▶ _TASK TO COMPLETE_: Every line of the records below that holds the word "Laws" belongs in the answer.
*** EXTRACTED DATA Section Begins ***
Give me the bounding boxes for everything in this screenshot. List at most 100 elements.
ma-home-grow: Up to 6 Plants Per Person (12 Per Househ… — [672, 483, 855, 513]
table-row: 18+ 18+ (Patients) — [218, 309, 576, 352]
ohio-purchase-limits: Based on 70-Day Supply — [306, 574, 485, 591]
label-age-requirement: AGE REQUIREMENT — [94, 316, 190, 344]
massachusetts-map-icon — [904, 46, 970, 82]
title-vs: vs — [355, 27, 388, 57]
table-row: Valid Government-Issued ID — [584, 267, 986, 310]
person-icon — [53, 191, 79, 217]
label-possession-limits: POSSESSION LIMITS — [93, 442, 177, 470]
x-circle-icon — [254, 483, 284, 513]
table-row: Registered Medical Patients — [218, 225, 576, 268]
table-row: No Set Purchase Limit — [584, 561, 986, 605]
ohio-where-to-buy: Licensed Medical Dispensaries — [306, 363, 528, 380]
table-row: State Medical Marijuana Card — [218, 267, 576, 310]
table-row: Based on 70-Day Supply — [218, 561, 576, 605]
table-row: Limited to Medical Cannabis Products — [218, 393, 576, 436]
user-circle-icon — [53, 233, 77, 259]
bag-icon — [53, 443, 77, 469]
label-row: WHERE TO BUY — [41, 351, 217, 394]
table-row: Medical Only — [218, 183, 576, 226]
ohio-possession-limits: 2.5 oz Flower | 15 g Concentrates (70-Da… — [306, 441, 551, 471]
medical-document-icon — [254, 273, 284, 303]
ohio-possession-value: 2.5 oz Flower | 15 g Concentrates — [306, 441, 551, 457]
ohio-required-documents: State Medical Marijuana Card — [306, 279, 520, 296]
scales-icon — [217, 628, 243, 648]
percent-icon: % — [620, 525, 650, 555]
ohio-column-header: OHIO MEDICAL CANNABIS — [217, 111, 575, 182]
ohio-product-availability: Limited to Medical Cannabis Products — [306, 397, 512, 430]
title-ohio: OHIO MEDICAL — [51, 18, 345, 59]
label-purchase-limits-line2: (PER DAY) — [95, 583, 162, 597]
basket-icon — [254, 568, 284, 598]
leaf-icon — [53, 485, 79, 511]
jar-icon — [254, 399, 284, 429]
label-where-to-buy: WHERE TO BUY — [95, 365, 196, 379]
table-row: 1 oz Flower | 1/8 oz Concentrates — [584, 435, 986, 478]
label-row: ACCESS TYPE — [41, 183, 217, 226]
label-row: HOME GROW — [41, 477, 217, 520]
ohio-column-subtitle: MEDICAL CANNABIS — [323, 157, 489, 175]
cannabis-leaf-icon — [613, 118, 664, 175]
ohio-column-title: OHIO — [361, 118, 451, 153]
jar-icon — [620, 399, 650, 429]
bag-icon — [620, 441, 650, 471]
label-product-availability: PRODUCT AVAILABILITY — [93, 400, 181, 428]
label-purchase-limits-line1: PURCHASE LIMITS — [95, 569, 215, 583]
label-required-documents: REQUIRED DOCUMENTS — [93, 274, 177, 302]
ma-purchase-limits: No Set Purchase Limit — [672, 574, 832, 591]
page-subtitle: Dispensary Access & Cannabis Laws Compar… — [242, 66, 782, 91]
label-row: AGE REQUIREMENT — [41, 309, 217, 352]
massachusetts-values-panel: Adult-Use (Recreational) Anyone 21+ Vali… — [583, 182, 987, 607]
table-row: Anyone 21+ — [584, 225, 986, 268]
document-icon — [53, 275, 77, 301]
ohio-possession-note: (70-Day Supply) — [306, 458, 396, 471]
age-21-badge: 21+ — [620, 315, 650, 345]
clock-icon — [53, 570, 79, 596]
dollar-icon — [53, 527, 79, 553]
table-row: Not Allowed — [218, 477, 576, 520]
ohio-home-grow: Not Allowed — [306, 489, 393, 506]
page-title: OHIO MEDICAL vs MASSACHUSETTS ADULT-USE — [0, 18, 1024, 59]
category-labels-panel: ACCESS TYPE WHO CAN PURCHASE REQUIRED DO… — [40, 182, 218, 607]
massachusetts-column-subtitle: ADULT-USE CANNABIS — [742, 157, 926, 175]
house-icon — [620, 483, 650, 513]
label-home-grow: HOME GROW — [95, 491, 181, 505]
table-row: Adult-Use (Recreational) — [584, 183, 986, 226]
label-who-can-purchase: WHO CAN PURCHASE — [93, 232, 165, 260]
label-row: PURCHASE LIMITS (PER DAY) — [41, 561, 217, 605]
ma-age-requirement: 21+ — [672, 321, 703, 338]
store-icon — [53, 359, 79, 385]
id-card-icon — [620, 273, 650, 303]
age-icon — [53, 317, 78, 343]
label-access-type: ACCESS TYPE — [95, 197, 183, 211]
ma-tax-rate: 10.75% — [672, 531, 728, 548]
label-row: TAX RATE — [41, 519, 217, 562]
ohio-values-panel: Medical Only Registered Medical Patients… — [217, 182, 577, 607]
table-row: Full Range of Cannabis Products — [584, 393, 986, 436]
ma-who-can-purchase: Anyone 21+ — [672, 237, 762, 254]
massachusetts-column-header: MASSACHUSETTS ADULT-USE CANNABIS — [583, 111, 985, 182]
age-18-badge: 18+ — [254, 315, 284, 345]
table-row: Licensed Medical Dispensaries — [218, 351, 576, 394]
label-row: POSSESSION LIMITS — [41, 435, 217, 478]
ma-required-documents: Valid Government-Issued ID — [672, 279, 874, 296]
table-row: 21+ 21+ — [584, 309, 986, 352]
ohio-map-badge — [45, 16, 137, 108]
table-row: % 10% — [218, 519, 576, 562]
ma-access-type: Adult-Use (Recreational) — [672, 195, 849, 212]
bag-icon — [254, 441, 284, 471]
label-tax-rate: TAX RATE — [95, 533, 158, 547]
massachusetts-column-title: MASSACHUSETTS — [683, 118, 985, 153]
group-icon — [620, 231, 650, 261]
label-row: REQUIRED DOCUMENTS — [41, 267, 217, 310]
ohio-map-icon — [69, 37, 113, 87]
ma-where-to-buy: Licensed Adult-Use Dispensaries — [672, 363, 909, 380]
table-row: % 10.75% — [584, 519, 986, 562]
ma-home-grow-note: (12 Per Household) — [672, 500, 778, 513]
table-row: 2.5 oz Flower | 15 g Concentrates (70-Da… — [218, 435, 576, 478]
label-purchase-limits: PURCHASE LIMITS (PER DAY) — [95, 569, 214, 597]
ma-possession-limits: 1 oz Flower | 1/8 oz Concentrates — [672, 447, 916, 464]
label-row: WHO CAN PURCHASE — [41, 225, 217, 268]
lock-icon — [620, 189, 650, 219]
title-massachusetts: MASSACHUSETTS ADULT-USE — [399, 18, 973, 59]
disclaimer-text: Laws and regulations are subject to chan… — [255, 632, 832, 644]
*** EXTRACTED DATA Section Ends ***
▶ _RESPONSE TO THIS TASK_:
page-subtitle: Dispensary Access & Cannabis Laws Compar… — [242, 66, 782, 91]
disclaimer-text: Laws and regulations are subject to chan… — [255, 632, 832, 644]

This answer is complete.